• _Stored records_:
____________________

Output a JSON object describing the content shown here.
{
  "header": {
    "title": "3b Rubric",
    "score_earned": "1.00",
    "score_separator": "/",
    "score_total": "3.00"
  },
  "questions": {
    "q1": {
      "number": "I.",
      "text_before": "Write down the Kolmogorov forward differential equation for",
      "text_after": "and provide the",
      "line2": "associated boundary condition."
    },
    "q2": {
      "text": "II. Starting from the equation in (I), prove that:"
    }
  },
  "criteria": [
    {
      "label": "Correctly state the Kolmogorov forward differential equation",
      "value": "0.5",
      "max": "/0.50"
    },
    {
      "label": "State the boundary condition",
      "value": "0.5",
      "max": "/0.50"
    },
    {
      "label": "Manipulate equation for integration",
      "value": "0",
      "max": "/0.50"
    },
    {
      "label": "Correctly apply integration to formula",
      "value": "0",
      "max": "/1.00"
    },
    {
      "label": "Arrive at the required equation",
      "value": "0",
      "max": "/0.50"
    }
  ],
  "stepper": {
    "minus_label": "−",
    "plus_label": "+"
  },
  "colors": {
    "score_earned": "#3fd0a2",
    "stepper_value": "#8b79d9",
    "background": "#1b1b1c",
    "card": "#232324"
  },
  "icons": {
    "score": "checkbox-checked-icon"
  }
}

____________________

• _Your goal_:
Transcribe each record exactly. Leave nothing out.

• _Result_:
Output a JSON object describing the content shown here.
{
  "header": {
    "title": "3b Rubric",
    "score_earned": "1.00",
    "score_separator": "/",
    "score_total": "3.00"
  },
  "questions": {
    "q1": {
      "number": "I.",
      "text_before": "Write down the Kolmogorov forward differential equation for",
      "text_after": "and provide the",
      "line2": "associated boundary condition."
    },
    "q2": {
      "text": "II. Starting from the equation in (I), prove that:"
    }
  },
  "criteria": [
    {
      "label": "Correctly state the Kolmogorov forward differential equation",
      "value": "0.5",
      "max": "/0.50"
    },
    {
      "label": "State the boundary condition",
      "value": "0.5",
      "max": "/0.50"
    },
    {
      "label": "Manipulate equation for integration",
      "value": "0",
      "max": "/0.50"
    },
    {
      "label": "Correctly apply integration to formula",
      "value": "0",
      "max": "/1.00"
    },
    {
      "label": "Arrive at the required equation",
      "value": "0",
      "max": "/0.50"
    }
  ],
  "stepper": {
    "minus_label": "−",
    "plus_label": "+"
  },
  "colors": {
    "score_earned": "#3fd0a2",
    "stepper_value": "#8b79d9",
    "background": "#1b1b1c",
    "card": "#232324"
  },
  "icons": {
    "score": "checkbox-checked-icon"
  }
}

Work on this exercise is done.